▸ **WHAT YOU ARE ASKED TO DO**: Reproduce the records below exactly as they appear.

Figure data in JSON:
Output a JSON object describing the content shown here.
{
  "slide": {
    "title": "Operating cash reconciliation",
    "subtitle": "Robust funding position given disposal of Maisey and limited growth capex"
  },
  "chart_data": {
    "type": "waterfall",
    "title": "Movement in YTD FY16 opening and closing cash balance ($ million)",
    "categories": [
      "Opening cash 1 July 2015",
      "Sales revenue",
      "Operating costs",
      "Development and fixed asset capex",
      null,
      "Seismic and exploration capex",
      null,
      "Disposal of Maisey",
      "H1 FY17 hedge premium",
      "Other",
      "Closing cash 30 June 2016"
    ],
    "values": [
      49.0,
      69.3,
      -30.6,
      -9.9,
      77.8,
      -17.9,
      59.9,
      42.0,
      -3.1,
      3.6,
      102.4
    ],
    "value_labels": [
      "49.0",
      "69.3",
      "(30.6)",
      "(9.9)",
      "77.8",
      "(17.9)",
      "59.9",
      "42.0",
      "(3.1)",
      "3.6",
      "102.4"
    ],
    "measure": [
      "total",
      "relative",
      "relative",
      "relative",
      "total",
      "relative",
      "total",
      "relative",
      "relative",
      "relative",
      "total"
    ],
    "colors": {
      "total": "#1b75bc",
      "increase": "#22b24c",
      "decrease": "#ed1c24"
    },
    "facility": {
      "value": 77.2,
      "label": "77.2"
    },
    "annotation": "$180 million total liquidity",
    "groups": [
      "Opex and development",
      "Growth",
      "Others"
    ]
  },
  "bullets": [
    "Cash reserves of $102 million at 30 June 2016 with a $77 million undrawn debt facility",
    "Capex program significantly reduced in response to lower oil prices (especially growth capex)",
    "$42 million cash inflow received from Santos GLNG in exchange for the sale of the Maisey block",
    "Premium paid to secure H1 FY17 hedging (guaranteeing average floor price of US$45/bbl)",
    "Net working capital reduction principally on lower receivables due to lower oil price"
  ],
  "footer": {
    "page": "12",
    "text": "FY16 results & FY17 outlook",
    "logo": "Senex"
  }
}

▸ **EXPECTED ANSWER**:
Output a JSON object describing the content shown here.
{
  "slide": {
    "title": "Operating cash reconciliation",
    "subtitle": "Robust funding position given disposal of Maisey and limited growth capex"
  },
  "chart_data": {
    "type": "waterfall",
    "title": "Movement in YTD FY16 opening and closing cash balance ($ million)",
    "categories": [
      "Opening cash 1 July 2015",
      "Sales revenue",
      "Operating costs",
      "Development and fixed asset capex",
      null,
      "Seismic and exploration capex",
      null,
      "Disposal of Maisey",
      "H1 FY17 hedge premium",
      "Other",
      "Closing cash 30 June 2016"
    ],
    "values": [
      49.0,
      69.3,
      -30.6,
      -9.9,
      77.8,
      -17.9,
      59.9,
      42.0,
      -3.1,
      3.6,
      102.4
    ],
    "value_labels": [
      "49.0",
      "69.3",
      "(30.6)",
      "(9.9)",
      "77.8",
      "(17.9)",
      "59.9",
      "42.0",
      "(3.1)",
      "3.6",
      "102.4"
    ],
    "measure": [
      "total",
      "relative",
      "relative",
      "relative",
      "total",
      "relative",
      "total",
      "relative",
      "relative",
      "relative",
      "total"
    ],
    "colors": {
      "total": "#1b75bc",
      "increase": "#22b24c",
      "decrease": "#ed1c24"
    },
    "facility": {
      "value": 77.2,
      "label": "77.2"
    },
    "annotation": "$180 million total liquidity",
    "groups": [
      "Opex and development",
      "Growth",
      "Others"
    ]
  },
  "bullets": [
    "Cash reserves of $102 million at 30 June 2016 with a $77 million undrawn debt facility",
    "Capex program significantly reduced in response to lower oil prices (especially growth capex)",
    "$42 million cash inflow received from Santos GLNG in exchange for the sale of the Maisey block",
    "Premium paid to secure H1 FY17 hedging (guaranteeing average floor price of US$45/bbl)",
    "Net working capital reduction principally on lower receivables due to lower oil price"
  ],
  "footer": {
    "page": "12",
    "text": "FY16 results & FY17 outlook",
    "logo": "Senex"
  }
}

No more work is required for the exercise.